→ **Exercise requirements**:
Provide the records once more, identical to the original.

>> begin Given entries

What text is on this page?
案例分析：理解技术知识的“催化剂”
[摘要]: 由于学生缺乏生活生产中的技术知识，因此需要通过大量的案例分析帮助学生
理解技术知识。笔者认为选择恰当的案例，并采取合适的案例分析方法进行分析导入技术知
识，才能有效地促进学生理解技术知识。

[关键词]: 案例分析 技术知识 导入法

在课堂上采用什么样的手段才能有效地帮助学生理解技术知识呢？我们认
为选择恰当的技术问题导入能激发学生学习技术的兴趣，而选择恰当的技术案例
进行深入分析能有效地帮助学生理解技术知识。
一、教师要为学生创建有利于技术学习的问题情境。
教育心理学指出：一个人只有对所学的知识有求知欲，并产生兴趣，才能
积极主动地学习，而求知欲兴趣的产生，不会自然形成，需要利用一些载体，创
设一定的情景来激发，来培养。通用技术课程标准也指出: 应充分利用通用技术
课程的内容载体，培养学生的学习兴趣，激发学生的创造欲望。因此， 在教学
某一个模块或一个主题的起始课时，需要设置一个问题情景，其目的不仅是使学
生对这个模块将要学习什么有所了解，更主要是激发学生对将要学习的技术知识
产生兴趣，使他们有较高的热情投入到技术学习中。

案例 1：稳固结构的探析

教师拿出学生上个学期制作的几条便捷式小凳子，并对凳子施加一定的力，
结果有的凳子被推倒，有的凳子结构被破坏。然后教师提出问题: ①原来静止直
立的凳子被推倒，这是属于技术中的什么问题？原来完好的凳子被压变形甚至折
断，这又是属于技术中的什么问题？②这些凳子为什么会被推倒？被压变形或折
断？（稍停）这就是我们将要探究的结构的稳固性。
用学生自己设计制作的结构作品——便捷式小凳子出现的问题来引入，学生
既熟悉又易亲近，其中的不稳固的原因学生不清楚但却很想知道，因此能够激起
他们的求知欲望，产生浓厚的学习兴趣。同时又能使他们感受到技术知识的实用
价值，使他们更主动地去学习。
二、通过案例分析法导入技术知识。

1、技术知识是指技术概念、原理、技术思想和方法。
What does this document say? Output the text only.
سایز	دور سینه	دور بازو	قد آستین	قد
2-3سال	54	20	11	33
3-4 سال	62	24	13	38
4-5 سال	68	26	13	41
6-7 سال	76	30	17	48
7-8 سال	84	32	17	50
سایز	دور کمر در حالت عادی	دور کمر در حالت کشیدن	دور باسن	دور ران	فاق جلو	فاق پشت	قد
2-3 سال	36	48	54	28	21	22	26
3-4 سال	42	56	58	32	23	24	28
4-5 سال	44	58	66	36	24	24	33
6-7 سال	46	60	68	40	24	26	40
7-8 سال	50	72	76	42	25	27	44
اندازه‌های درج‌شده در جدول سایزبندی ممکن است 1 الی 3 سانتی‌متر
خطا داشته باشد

>> end Given entries

→ **Complete answer**:
What text is on this page?
案例分析：理解技术知识的“催化剂”
[摘要]: 由于学生缺乏生活生产中的技术知识，因此需要通过大量的案例分析帮助学生
理解技术知识。笔者认为选择恰当的案例，并采取合适的案例分析方法进行分析导入技术知
识，才能有效地促进学生理解技术知识。

[关键词]: 案例分析 技术知识 导入法

在课堂上采用什么样的手段才能有效地帮助学生理解技术知识呢？我们认
为选择恰当的技术问题导入能激发学生学习技术的兴趣，而选择恰当的技术案例
进行深入分析能有效地帮助学生理解技术知识。
一、教师要为学生创建有利于技术学习的问题情境。
教育心理学指出：一个人只有对所学的知识有求知欲，并产生兴趣，才能
积极主动地学习，而求知欲兴趣的产生，不会自然形成，需要利用一些载体，创
设一定的情景来激发，来培养。通用技术课程标准也指出: 应充分利用通用技术
课程的内容载体，培养学生的学习兴趣，激发学生的创造欲望。因此， 在教学
某一个模块或一个主题的起始课时，需要设置一个问题情景，其目的不仅是使学
生对这个模块将要学习什么有所了解，更主要是激发学生对将要学习的技术知识
产生兴趣，使他们有较高的热情投入到技术学习中。

案例 1：稳固结构的探析

教师拿出学生上个学期制作的几条便捷式小凳子，并对凳子施加一定的力，
结果有的凳子被推倒，有的凳子结构被破坏。然后教师提出问题: ①原来静止直
立的凳子被推倒，这是属于技术中的什么问题？原来完好的凳子被压变形甚至折
断，这又是属于技术中的什么问题？②这些凳子为什么会被推倒？被压变形或折
断？（稍停）这就是我们将要探究的结构的稳固性。
用学生自己设计制作的结构作品——便捷式小凳子出现的问题来引入，学生
既熟悉又易亲近，其中的不稳固的原因学生不清楚但却很想知道，因此能够激起
他们的求知欲望，产生浓厚的学习兴趣。同时又能使他们感受到技术知识的实用
价值，使他们更主动地去学习。
二、通过案例分析法导入技术知识。

1、技术知识是指技术概念、原理、技术思想和方法。
What does this document say? Output the text only.
سایز	دور سینه	دور بازو	قد آستین	قد
2-3سال	54	20	11	33
3-4 سال	62	24	13	38
4-5 سال	68	26	13	41
6-7 سال	76	30	17	48
7-8 سال	84	32	17	50
سایز	دور کمر در حالت عادی	دور کمر در حالت کشیدن	دور باسن	دور ران	فاق جلو	فاق پشت	قد
2-3 سال	36	48	54	28	21	22	26
3-4 سال	42	56	58	32	23	24	28
4-5 سال	44	58	66	36	24	24	33
6-7 سال	46	60	68	40	24	26	40
7-8 سال	50	72	76	42	25	27	44
اندازه‌های درج‌شده در جدول سایزبندی ممکن است 1 الی 3 سانتی‌متر
خطا داشته باشد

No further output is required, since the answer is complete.